=== GIVEN RECORDS ===
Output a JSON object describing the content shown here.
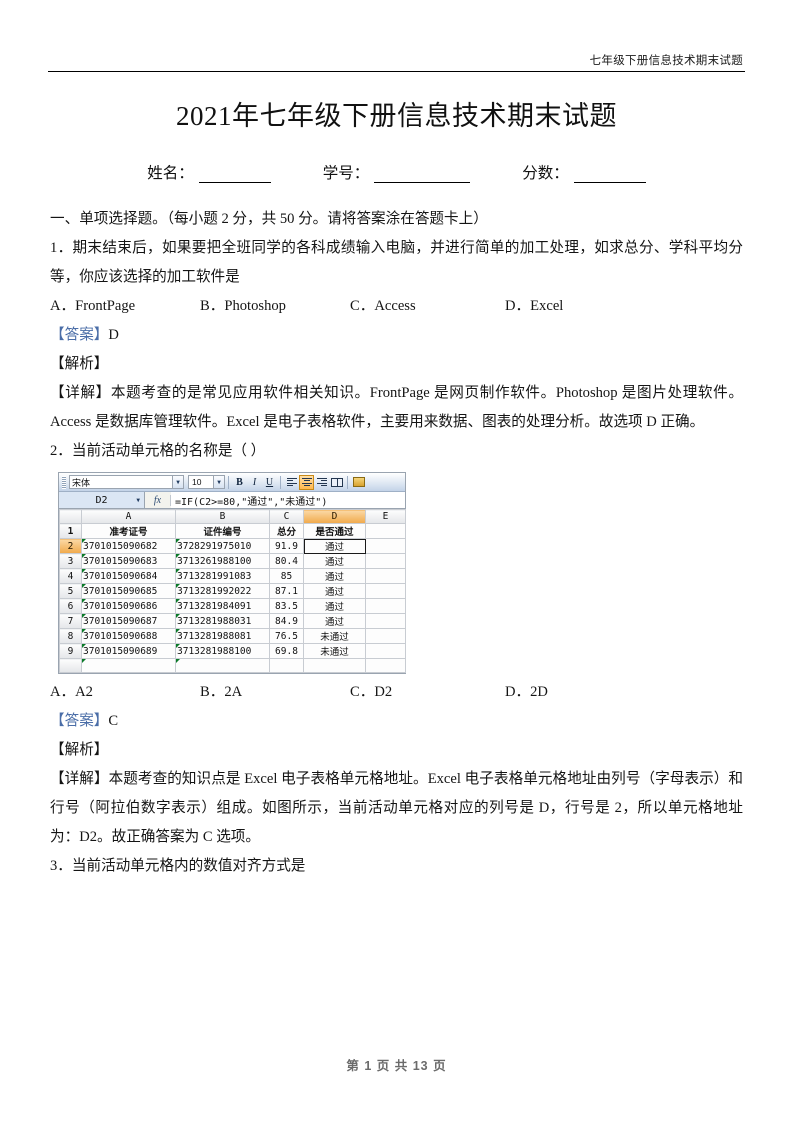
{
  "header": {
    "running_title": "七年级下册信息技术期末试题"
  },
  "title": "2021年七年级下册信息技术期末试题",
  "idline": {
    "name_label": "姓名：",
    "student_id_label": "学号：",
    "score_label": "分数："
  },
  "section": {
    "heading": "一、单项选择题。（每小题 2 分，共 50 分。请将答案涂在答题卡上）"
  },
  "questions": [
    {
      "stem": "1．期末结束后，如果要把全班同学的各科成绩输入电脑，并进行简单的加工处理，如求总分、学科平均分等，你应该选择的加工软件是",
      "options": [
        "A．FrontPage",
        "B．Photoshop",
        "C．Access",
        "D．Excel"
      ],
      "answer_label": "【答案】",
      "answer_value": "D",
      "analysis_label": "【解析】",
      "detail": "【详解】本题考查的是常见应用软件相关知识。FrontPage 是网页制作软件。Photoshop 是图片处理软件。Access 是数据库管理软件。Excel 是电子表格软件，主要用来数据、图表的处理分析。故选项 D 正确。"
    },
    {
      "stem": "2．当前活动单元格的名称是（    ）",
      "options": [
        "A．A2",
        "B．2A",
        "C．D2",
        "D．2D"
      ],
      "answer_label": "【答案】",
      "answer_value": "C",
      "analysis_label": "【解析】",
      "detail": "【详解】本题考查的知识点是 Excel 电子表格单元格地址。Excel 电子表格单元格地址由列号（字母表示）和行号（阿拉伯数字表示）组成。如图所示，当前活动单元格对应的列号是 D，行号是 2，所以单元格地址为：D2。故正确答案为 C 选项。"
    },
    {
      "stem": "3．当前活动单元格内的数值对齐方式是"
    }
  ],
  "excel_figure": {
    "toolbar": {
      "font_name": "宋体",
      "font_size": "10",
      "bold": "B",
      "italic": "I",
      "underline": "U",
      "align_left_name": "align-left",
      "align_center_name": "align-center",
      "align_right_name": "align-right",
      "merge_center_name": "merge-and-center",
      "currency_name": "currency-style",
      "active_align": "align-center"
    },
    "name_box": "D2",
    "fx_label": "fx",
    "formula": "=IF(C2>=80,\"通过\",\"未通过\")",
    "column_headers": [
      "A",
      "B",
      "C",
      "D",
      "E"
    ],
    "selected_column": "D",
    "selected_row": "2",
    "active_cell": "D2",
    "row_numbers": [
      "1",
      "2",
      "3",
      "4",
      "5",
      "6",
      "7",
      "8",
      "9"
    ],
    "table_headers": [
      "准考证号",
      "证件编号",
      "总分",
      "是否通过"
    ],
    "rows": [
      {
        "row": "2",
        "a": "3701015090682",
        "b": "3728291975010",
        "c": "91.9",
        "d": "通过",
        "failed": false
      },
      {
        "row": "3",
        "a": "3701015090683",
        "b": "3713261988100",
        "c": "80.4",
        "d": "通过",
        "failed": false
      },
      {
        "row": "4",
        "a": "3701015090684",
        "b": "3713281991083",
        "c": "85",
        "d": "通过",
        "failed": false
      },
      {
        "row": "5",
        "a": "3701015090685",
        "b": "3713281992022",
        "c": "87.1",
        "d": "通过",
        "failed": false
      },
      {
        "row": "6",
        "a": "3701015090686",
        "b": "3713281984091",
        "c": "83.5",
        "d": "通过",
        "failed": false
      },
      {
        "row": "7",
        "a": "3701015090687",
        "b": "3713281988031",
        "c": "84.9",
        "d": "通过",
        "failed": false
      },
      {
        "row": "8",
        "a": "3701015090688",
        "b": "3713281988081",
        "c": "76.5",
        "d": "未通过",
        "failed": true
      },
      {
        "row": "9",
        "a": "3701015090689",
        "b": "3713281988100",
        "c": "69.8",
        "d": "未通过",
        "failed": true
      }
    ]
  },
  "footer": "第 1 页 共 13 页",
  "colors": {
    "answer_label": "#4a6da7",
    "fail_text": "#d40000",
    "excel_selection": "#f0a94a",
    "footer_text": "#6b6b6b"
  }
}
===
> TASK REQUIREMENTS
List each line of the entries that holds the string "align".

> RESPONSE BELOW
      "align_left_name": "align-left",
      "align_center_name": "align-center",
      "align_right_name": "align-right",
      "active_align": "align-center"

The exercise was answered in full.